Records excerpted from a collection
____________

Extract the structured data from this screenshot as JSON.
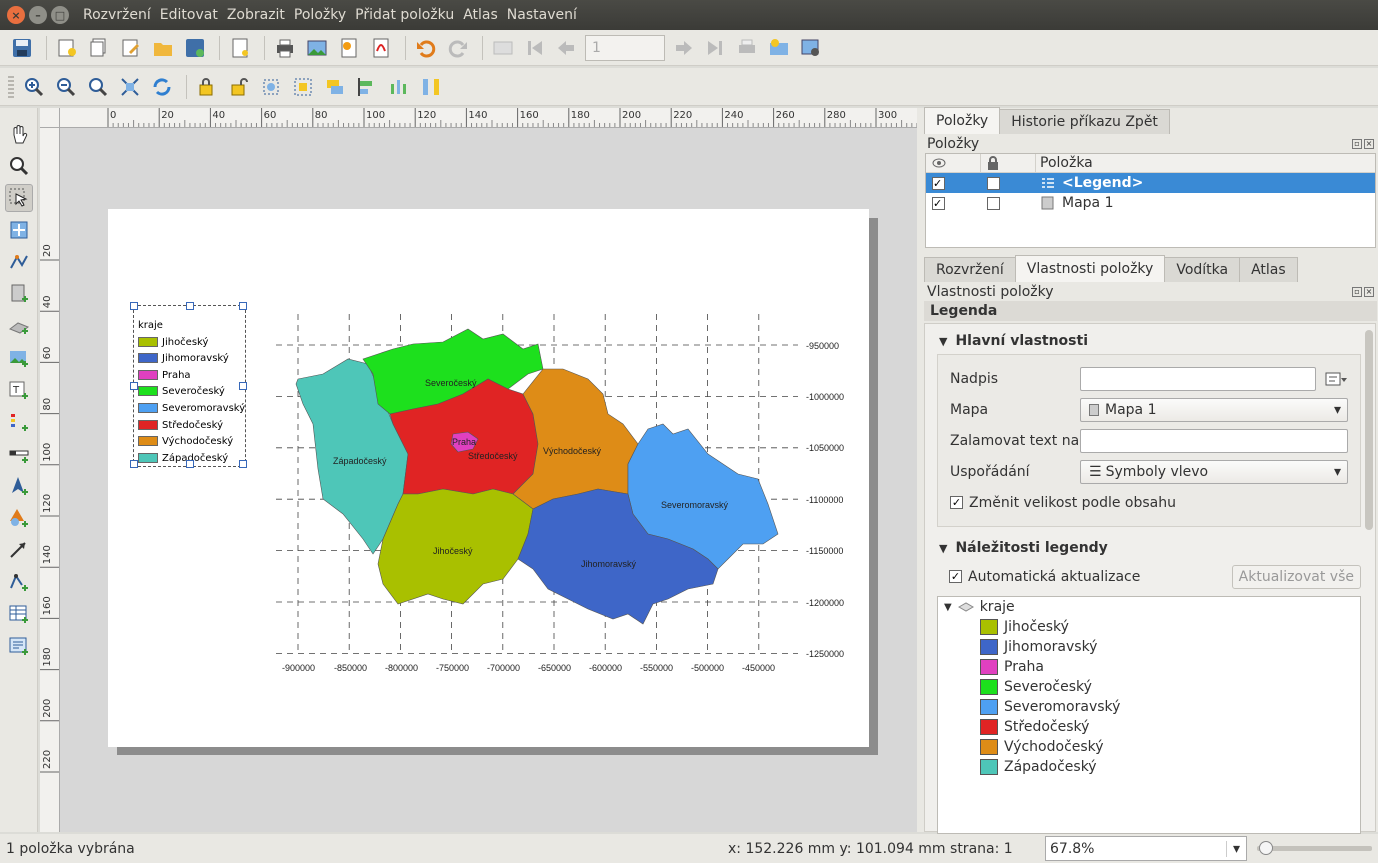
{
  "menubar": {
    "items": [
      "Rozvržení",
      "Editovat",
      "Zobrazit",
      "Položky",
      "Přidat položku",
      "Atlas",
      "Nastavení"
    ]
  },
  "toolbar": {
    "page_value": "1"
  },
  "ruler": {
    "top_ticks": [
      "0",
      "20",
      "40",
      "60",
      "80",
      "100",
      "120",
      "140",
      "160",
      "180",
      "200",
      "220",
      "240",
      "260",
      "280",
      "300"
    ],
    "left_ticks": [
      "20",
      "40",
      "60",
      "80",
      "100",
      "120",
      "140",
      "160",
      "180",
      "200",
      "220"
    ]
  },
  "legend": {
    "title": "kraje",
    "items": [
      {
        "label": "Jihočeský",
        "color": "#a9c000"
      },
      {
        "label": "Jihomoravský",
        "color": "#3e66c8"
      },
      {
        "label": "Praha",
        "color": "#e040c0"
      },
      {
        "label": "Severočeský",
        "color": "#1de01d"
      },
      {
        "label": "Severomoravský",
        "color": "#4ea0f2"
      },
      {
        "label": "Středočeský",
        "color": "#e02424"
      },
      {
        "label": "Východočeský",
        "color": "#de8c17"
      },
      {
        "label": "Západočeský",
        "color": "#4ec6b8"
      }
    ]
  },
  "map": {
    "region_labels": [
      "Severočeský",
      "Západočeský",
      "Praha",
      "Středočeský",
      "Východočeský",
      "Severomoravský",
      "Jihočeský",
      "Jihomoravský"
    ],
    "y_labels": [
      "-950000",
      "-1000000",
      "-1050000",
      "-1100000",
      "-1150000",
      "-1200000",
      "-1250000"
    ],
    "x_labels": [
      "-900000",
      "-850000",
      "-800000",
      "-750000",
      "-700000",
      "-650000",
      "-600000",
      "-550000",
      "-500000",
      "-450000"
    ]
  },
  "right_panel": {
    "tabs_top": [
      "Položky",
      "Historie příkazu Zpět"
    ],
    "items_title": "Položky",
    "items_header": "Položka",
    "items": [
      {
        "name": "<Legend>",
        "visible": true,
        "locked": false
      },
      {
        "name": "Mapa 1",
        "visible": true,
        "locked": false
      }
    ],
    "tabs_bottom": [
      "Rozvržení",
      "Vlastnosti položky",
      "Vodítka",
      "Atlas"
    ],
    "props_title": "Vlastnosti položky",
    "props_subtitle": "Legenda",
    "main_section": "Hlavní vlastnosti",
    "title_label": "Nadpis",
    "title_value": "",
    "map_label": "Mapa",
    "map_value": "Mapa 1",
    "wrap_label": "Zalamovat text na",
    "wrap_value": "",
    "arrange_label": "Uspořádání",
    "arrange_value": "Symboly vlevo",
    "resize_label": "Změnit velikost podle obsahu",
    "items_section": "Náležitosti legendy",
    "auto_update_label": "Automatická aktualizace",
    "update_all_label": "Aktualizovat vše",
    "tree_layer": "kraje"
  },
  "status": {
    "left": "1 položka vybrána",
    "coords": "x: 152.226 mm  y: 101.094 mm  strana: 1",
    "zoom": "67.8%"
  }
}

____________

WHAT YOU WILL DO — Each entry above is to be written out again unchanged, apart from the pictures, which are left out.

FINISHED TASK —
Extract the structured data from this screenshot as JSON.
{
  "menubar": {
    "items": [
      "Rozvržení",
      "Editovat",
      "Zobrazit",
      "Položky",
      "Přidat položku",
      "Atlas",
      "Nastavení"
    ]
  },
  "toolbar": {
    "page_value": "1"
  },
  "ruler": {
    "top_ticks": [
      "0",
      "20",
      "40",
      "60",
      "80",
      "100",
      "120",
      "140",
      "160",
      "180",
      "200",
      "220",
      "240",
      "260",
      "280",
      "300"
    ],
    "left_ticks": [
      "20",
      "40",
      "60",
      "80",
      "100",
      "120",
      "140",
      "160",
      "180",
      "200",
      "220"
    ]
  },
  "legend": {
    "title": "kraje",
    "items": [
      {
        "label": "Jihočeský",
        "color": "#a9c000"
      },
      {
        "label": "Jihomoravský",
        "color": "#3e66c8"
      },
      {
        "label": "Praha",
        "color": "#e040c0"
      },
      {
        "label": "Severočeský",
        "color": "#1de01d"
      },
      {
        "label": "Severomoravský",
        "color": "#4ea0f2"
      },
      {
        "label": "Středočeský",
        "color": "#e02424"
      },
      {
        "label": "Východočeský",
        "color": "#de8c17"
      },
      {
        "label": "Západočeský",
        "color": "#4ec6b8"
      }
    ]
  },
  "map": {
    "region_labels": [
      "Severočeský",
      "Západočeský",
      "Praha",
      "Středočeský",
      "Východočeský",
      "Severomoravský",
      "Jihočeský",
      "Jihomoravský"
    ],
    "y_labels": [
      "-950000",
      "-1000000",
      "-1050000",
      "-1100000",
      "-1150000",
      "-1200000",
      "-1250000"
    ],
    "x_labels": [
      "-900000",
      "-850000",
      "-800000",
      "-750000",
      "-700000",
      "-650000",
      "-600000",
      "-550000",
      "-500000",
      "-450000"
    ]
  },
  "right_panel": {
    "tabs_top": [
      "Položky",
      "Historie příkazu Zpět"
    ],
    "items_title": "Položky",
    "items_header": "Položka",
    "items": [
      {
        "name": "<Legend>",
        "visible": true,
        "locked": false
      },
      {
        "name": "Mapa 1",
        "visible": true,
        "locked": false
      }
    ],
    "tabs_bottom": [
      "Rozvržení",
      "Vlastnosti položky",
      "Vodítka",
      "Atlas"
    ],
    "props_title": "Vlastnosti položky",
    "props_subtitle": "Legenda",
    "main_section": "Hlavní vlastnosti",
    "title_label": "Nadpis",
    "title_value": "",
    "map_label": "Mapa",
    "map_value": "Mapa 1",
    "wrap_label": "Zalamovat text na",
    "wrap_value": "",
    "arrange_label": "Uspořádání",
    "arrange_value": "Symboly vlevo",
    "resize_label": "Změnit velikost podle obsahu",
    "items_section": "Náležitosti legendy",
    "auto_update_label": "Automatická aktualizace",
    "update_all_label": "Aktualizovat vše",
    "tree_layer": "kraje"
  },
  "status": {
    "left": "1 položka vybrána",
    "coords": "x: 152.226 mm  y: 101.094 mm  strana: 1",
    "zoom": "67.8%"
  }
}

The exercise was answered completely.